# [Input rows]
------------------------------------------------
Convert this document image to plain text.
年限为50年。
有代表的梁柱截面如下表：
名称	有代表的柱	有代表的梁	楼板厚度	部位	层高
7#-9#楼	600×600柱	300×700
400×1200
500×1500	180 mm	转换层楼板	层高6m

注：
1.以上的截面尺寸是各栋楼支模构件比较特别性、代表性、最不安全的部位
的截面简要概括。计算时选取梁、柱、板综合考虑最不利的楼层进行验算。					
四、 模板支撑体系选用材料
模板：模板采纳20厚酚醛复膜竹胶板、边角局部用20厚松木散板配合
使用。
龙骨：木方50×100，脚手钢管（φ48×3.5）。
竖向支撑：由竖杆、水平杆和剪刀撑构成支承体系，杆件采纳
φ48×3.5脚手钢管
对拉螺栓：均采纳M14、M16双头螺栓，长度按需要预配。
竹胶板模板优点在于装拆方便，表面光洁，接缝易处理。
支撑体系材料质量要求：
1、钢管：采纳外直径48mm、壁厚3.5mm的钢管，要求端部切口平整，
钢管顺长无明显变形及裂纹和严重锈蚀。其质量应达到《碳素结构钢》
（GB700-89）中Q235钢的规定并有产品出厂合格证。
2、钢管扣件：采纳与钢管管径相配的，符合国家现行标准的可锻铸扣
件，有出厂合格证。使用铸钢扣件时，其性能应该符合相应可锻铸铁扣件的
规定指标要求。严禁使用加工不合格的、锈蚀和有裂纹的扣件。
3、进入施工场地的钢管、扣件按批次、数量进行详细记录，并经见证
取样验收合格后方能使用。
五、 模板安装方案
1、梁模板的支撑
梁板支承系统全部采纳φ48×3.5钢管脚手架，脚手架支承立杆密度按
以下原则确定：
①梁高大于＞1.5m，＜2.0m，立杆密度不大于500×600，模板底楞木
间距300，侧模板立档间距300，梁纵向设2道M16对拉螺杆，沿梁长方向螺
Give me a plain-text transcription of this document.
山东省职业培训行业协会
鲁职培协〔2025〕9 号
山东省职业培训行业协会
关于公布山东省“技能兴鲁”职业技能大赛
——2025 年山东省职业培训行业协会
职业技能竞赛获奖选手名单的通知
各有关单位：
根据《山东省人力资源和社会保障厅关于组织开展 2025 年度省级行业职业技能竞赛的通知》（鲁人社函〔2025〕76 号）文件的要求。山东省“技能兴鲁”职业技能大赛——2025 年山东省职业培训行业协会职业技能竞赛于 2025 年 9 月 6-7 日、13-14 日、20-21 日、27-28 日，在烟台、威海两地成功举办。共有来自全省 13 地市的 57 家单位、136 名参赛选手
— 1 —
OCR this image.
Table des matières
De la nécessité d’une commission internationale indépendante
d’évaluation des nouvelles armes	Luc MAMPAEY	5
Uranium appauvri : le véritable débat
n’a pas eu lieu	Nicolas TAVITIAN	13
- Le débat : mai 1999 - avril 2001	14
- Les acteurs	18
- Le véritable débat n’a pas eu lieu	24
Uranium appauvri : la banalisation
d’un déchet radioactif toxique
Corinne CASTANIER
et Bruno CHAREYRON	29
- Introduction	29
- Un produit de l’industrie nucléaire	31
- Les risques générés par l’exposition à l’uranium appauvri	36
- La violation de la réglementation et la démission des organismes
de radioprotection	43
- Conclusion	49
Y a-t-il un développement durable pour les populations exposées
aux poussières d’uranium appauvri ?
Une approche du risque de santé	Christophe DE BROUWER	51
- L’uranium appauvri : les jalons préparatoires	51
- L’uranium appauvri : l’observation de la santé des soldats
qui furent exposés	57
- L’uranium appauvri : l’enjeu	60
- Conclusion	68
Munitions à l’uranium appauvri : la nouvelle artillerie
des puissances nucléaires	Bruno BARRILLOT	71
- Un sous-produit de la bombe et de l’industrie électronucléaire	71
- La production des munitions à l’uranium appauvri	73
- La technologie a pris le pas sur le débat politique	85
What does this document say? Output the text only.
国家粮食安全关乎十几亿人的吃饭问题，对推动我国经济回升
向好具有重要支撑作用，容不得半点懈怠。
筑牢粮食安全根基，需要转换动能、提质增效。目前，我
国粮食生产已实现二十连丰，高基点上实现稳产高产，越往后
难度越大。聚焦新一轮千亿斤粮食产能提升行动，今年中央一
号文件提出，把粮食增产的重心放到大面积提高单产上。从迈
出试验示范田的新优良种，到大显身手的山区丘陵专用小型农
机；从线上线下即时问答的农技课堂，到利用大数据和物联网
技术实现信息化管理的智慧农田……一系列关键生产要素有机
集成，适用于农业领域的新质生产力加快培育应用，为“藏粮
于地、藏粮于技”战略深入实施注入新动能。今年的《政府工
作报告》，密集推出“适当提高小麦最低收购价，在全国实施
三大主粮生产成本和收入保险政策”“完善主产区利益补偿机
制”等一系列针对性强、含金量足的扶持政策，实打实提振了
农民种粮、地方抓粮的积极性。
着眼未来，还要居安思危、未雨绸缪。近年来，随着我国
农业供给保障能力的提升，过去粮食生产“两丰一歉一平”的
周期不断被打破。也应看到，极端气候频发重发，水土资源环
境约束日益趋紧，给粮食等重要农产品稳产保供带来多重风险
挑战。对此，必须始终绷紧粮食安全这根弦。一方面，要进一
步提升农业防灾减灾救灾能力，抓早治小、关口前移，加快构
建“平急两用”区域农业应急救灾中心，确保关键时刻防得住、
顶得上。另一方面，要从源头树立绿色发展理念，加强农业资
------------------------------------------------
# [Exercise]
Please list every line of the records that contains "this".

# [Result below]
Convert this document image to plain text.
Give me a plain-text transcription of this document.
OCR this image.
What does this document say? Output the text only.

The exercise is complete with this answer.